__Supplied material__
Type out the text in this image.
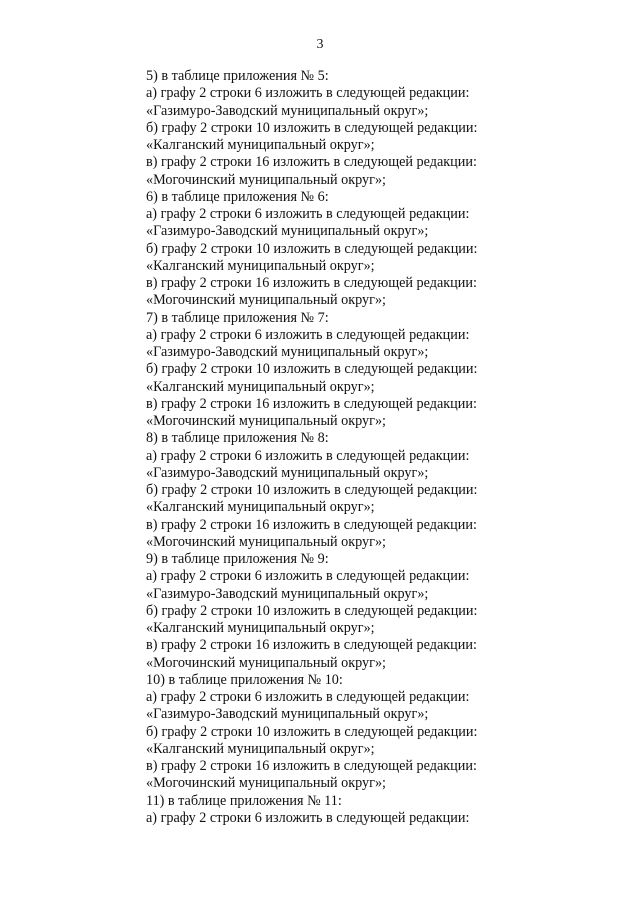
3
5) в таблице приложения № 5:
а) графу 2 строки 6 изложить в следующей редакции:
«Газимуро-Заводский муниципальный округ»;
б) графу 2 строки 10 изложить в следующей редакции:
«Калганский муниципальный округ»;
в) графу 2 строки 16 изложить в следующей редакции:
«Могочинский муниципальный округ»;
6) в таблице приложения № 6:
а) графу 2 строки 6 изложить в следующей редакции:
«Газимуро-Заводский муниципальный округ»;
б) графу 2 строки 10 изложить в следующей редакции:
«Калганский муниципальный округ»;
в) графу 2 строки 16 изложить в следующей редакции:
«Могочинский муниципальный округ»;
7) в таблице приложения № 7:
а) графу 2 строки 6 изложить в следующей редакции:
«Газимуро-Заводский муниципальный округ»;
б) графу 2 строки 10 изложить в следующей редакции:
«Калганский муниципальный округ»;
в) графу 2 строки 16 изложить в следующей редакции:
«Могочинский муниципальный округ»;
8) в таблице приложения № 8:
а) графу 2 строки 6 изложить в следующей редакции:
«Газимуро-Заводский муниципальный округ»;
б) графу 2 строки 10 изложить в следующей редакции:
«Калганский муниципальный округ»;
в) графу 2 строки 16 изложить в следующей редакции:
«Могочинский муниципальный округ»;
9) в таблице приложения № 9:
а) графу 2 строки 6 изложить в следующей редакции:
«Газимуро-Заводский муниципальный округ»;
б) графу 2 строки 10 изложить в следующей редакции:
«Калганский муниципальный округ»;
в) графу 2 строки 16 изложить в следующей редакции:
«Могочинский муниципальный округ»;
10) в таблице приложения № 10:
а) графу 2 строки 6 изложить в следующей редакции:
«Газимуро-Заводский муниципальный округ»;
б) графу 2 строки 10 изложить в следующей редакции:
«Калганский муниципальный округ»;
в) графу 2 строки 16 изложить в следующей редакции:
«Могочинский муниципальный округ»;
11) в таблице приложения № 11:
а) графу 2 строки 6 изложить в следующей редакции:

* * *

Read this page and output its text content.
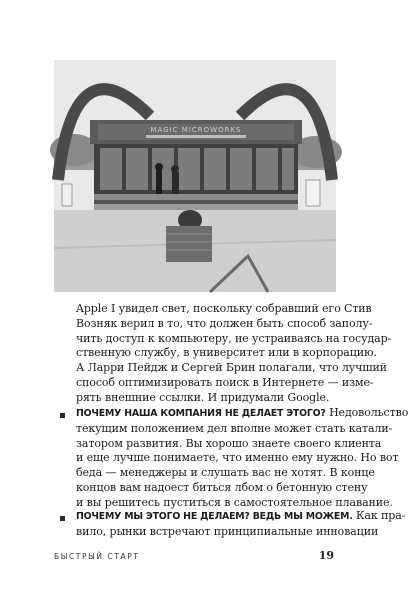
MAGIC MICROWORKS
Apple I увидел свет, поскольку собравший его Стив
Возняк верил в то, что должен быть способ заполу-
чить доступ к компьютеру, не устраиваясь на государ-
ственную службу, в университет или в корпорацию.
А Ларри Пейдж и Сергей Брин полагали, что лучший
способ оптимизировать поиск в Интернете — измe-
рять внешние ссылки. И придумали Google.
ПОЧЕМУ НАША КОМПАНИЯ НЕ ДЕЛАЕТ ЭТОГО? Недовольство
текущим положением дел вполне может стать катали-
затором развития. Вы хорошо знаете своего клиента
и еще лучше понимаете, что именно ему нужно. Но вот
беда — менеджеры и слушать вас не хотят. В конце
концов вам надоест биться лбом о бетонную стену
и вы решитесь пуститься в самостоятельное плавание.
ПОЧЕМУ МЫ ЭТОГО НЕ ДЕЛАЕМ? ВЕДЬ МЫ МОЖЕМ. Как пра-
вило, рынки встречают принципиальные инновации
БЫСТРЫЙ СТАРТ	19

--

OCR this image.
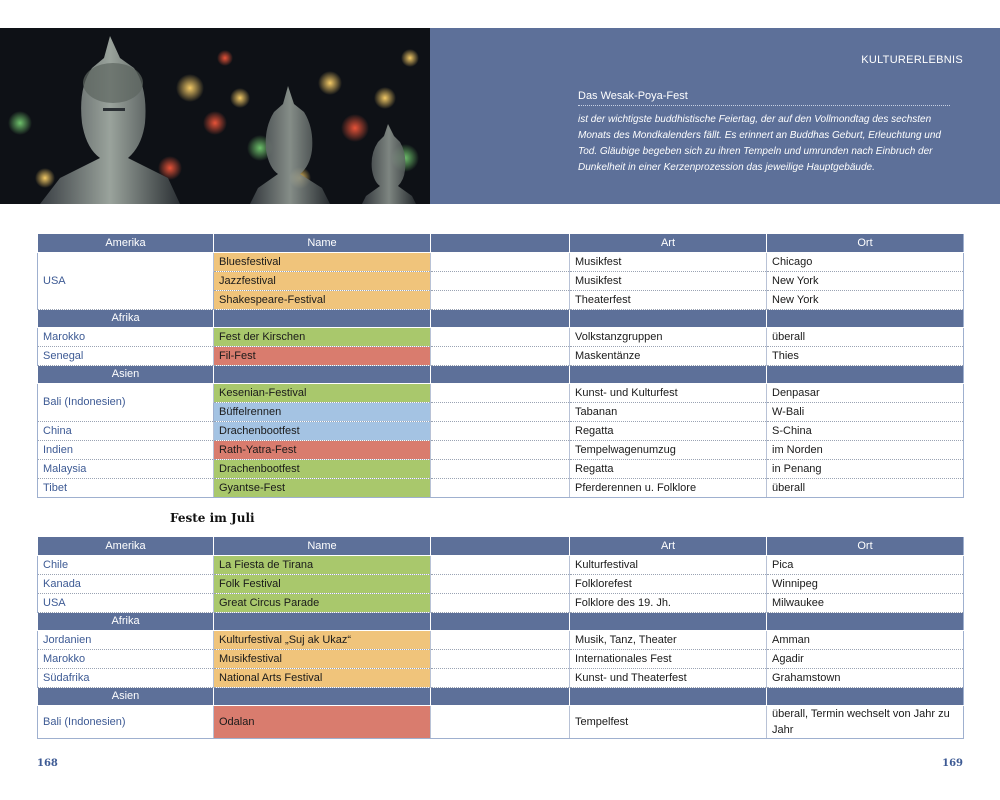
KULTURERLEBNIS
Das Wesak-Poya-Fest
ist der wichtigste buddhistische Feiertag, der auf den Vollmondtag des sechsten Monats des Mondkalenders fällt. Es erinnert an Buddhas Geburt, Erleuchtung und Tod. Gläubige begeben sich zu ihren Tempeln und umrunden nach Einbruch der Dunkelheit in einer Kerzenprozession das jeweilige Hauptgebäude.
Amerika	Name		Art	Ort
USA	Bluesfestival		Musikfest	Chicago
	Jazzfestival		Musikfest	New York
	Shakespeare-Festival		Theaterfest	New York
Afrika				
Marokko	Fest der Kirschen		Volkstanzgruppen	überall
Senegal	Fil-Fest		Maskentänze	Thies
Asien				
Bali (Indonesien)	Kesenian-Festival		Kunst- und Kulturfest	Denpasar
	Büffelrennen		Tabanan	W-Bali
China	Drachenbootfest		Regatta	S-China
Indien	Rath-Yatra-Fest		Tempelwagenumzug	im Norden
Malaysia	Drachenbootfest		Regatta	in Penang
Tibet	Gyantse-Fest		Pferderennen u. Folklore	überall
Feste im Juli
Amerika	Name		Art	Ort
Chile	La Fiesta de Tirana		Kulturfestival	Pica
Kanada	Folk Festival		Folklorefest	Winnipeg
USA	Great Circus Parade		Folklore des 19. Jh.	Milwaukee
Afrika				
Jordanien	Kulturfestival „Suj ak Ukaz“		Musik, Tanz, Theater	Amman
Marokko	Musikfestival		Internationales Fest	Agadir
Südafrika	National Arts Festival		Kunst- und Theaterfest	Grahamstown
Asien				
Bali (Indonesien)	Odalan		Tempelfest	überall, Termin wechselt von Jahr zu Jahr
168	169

__What you are asked to do__
Of the lines in the material, how many include "ПОЧЕМУ"? Respond with the number alone.

__Exercise result__
2